→ SET EXERCISE A
Write out the section of the AOL campaign post that begins at the words "Their pernicious and" and stops after "crappy worthless CDs.".

→ PASSAGE
I don't know what AOL think they are doing with this
campaign, but you may have seen it on TV. Some consultancy company has come up with a shameful
scaremongering and
misleading scheme at AOL's behest, about how good or
bad the internet is, and invites you to discuss that topic, unsurprisingly, on AOL's own site. There are a good couple of breakdowns of it on
Infowars and
Prison Planet respectively.
I guess the strategy of years of
spamming everyone to death with their CDs, and being rightfully regarded as a
joke by all serious internet users just wasn't enough for AOL. But what they are doing now is both extremely
disingenuous and monumentally
dangerous, in effect, trying to manufacture the premise for, invoke and then preside over, a hazardously
political book-burning scenario.
Their pernicious and inflammatory cloth-headed campaign sets up a series of
false debates intended to
agitate you into participation on their website, thereby validating their pantomime and AOL's assumptions about your intelligence as a future customer. Meanwhile on their page, in their 'internet is bad' video, images of Big Brotheresque
body scans are juxtaposed between footage of Osama Bin Laden and the Ku Klux Klan. (I swiftly filtered out this entire garbage with adblock before I even finished watching it).
Of course you have to provide an
email address in order to participate in this enlightening 'discussion' they have kindly set up for you, and in doing so, no doubt, they will be contacting you after you leave your furious but inconsequential (to them) comment to send
you another one of their crappy worthless CDs.

[Annotated element listings]
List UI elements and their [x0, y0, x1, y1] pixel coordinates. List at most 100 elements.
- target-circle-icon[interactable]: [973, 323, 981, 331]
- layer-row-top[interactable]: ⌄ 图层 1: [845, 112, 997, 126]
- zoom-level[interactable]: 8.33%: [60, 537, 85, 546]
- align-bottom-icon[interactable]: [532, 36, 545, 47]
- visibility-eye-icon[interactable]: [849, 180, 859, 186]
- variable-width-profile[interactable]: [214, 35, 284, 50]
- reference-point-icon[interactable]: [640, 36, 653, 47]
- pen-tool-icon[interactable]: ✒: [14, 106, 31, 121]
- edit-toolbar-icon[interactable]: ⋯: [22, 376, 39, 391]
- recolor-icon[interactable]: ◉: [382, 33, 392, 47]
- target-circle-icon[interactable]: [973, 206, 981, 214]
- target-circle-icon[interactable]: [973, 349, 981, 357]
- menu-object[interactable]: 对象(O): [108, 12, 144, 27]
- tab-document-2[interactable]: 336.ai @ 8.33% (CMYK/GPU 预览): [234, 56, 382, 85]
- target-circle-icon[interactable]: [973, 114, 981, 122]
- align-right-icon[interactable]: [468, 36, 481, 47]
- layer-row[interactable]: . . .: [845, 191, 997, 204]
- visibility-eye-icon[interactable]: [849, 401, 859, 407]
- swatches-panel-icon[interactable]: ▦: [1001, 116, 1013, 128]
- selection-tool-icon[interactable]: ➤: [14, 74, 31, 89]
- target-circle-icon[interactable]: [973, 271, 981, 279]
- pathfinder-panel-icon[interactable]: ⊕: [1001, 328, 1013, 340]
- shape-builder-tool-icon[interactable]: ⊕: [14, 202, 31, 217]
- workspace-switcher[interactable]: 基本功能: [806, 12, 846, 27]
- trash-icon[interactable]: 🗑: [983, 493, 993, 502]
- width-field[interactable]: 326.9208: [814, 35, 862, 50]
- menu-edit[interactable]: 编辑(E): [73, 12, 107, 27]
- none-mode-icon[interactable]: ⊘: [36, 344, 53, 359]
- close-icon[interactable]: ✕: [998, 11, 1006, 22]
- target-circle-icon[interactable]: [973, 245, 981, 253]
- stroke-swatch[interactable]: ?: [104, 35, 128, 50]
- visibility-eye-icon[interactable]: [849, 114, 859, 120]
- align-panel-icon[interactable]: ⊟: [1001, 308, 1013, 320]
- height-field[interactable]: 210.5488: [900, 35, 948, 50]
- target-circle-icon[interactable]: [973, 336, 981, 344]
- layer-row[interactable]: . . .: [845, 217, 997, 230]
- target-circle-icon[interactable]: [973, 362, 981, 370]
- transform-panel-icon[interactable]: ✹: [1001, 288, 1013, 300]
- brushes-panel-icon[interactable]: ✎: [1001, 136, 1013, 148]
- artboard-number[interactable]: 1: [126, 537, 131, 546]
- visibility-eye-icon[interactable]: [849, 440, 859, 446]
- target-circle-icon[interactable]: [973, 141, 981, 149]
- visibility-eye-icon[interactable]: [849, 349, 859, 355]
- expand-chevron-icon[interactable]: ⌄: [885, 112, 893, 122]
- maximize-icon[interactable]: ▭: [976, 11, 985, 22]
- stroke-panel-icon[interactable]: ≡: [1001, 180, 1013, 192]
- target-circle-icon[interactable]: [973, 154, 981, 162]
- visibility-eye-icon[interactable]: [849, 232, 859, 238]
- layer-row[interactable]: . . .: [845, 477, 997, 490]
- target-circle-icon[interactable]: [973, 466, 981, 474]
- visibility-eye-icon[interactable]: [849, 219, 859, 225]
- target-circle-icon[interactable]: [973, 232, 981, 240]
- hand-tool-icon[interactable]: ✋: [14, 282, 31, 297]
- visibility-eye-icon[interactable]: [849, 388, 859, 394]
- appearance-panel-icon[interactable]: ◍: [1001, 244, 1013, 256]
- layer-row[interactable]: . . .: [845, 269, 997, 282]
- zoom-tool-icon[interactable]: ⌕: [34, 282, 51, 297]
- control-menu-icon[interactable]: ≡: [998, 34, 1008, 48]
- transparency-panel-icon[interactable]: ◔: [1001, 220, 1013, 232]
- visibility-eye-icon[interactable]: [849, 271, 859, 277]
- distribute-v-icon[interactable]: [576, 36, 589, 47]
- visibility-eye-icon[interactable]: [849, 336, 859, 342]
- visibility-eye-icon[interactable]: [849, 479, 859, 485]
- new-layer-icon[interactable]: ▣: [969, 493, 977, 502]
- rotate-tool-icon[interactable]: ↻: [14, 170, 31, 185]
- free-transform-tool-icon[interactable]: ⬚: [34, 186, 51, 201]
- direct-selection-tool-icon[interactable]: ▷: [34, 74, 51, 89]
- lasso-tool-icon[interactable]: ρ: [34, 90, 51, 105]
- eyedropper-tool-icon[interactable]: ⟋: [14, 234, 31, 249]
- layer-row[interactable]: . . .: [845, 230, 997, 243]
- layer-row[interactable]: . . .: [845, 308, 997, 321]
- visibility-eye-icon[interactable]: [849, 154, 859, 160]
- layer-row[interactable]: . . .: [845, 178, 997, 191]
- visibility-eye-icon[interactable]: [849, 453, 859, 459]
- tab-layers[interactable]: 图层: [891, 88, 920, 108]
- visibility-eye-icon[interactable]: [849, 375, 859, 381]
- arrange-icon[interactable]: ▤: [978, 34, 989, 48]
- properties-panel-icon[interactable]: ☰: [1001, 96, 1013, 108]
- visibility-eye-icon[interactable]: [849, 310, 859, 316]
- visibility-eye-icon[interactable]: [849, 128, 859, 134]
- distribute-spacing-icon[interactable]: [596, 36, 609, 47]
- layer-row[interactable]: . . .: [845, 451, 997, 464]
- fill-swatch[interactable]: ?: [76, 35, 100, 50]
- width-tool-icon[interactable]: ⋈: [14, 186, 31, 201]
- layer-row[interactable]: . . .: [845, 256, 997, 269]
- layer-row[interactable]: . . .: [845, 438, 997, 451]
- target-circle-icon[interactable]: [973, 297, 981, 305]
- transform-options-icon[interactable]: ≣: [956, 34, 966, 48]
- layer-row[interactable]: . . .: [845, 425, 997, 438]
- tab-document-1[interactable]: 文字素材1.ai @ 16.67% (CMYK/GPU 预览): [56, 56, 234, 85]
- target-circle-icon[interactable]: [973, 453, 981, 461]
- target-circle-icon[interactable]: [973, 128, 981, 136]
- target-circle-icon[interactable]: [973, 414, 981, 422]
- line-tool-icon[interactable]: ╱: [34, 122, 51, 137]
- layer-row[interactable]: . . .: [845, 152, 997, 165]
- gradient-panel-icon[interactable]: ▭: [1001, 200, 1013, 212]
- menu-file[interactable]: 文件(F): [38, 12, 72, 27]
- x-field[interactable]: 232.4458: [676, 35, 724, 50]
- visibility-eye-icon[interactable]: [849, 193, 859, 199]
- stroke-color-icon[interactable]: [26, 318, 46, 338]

→ SET EXERCISE B
In the records, take the lines from the first one through the line that contains "- width-field[interactable]: 326.9208: [814, 35, 862, 50]". Substitute "target-ring-icon" for every "target-circle-icon" and return only those lines, with everything else unchanged.

→ CORRECT ANSWER A
Their pernicious and inflammatory cloth-headed campaign sets up a series of
false debates intended to
agitate you into participation on their website, thereby validating their pantomime and AOL's assumptions about your intelligence as a future customer. Meanwhile on their page, in their 'internet is bad' video, images of Big Brotheresque
body scans are juxtaposed between footage of Osama Bin Laden and the Ku Klux Klan. (I swiftly filtered out this entire garbage with adblock before I even finished watching it).
Of course you have to provide an
email address in order to participate in this enlightening 'discussion' they have kindly set up for you, and in doing so, no doubt, they will be contacting you after you leave your furious but inconsequential (to them) comment to send
you another one of their crappy worthless CDs.

→ CORRECT ANSWER B
List UI elements and their [x0, y0, x1, y1] pixel coordinates. List at most 100 elements.
- target-ring-icon[interactable]: [973, 323, 981, 331]
- layer-row-top[interactable]: ⌄ 图层 1: [845, 112, 997, 126]
- zoom-level[interactable]: 8.33%: [60, 537, 85, 546]
- align-bottom-icon[interactable]: [532, 36, 545, 47]
- visibility-eye-icon[interactable]: [849, 180, 859, 186]
- variable-width-profile[interactable]: [214, 35, 284, 50]
- reference-point-icon[interactable]: [640, 36, 653, 47]
- pen-tool-icon[interactable]: ✒: [14, 106, 31, 121]
- edit-toolbar-icon[interactable]: ⋯: [22, 376, 39, 391]
- recolor-icon[interactable]: ◉: [382, 33, 392, 47]
- target-ring-icon[interactable]: [973, 206, 981, 214]
- target-ring-icon[interactable]: [973, 349, 981, 357]
- menu-object[interactable]: 对象(O): [108, 12, 144, 27]
- tab-document-2[interactable]: 336.ai @ 8.33% (CMYK/GPU 预览): [234, 56, 382, 85]
- target-ring-icon[interactable]: [973, 114, 981, 122]
- align-right-icon[interactable]: [468, 36, 481, 47]
- layer-row[interactable]: . . .: [845, 191, 997, 204]
- visibility-eye-icon[interactable]: [849, 401, 859, 407]
- swatches-panel-icon[interactable]: ▦: [1001, 116, 1013, 128]
- selection-tool-icon[interactable]: ➤: [14, 74, 31, 89]
- target-ring-icon[interactable]: [973, 271, 981, 279]
- pathfinder-panel-icon[interactable]: ⊕: [1001, 328, 1013, 340]
- shape-builder-tool-icon[interactable]: ⊕: [14, 202, 31, 217]
- workspace-switcher[interactable]: 基本功能: [806, 12, 846, 27]
- trash-icon[interactable]: 🗑: [983, 493, 993, 502]
- width-field[interactable]: 326.9208: [814, 35, 862, 50]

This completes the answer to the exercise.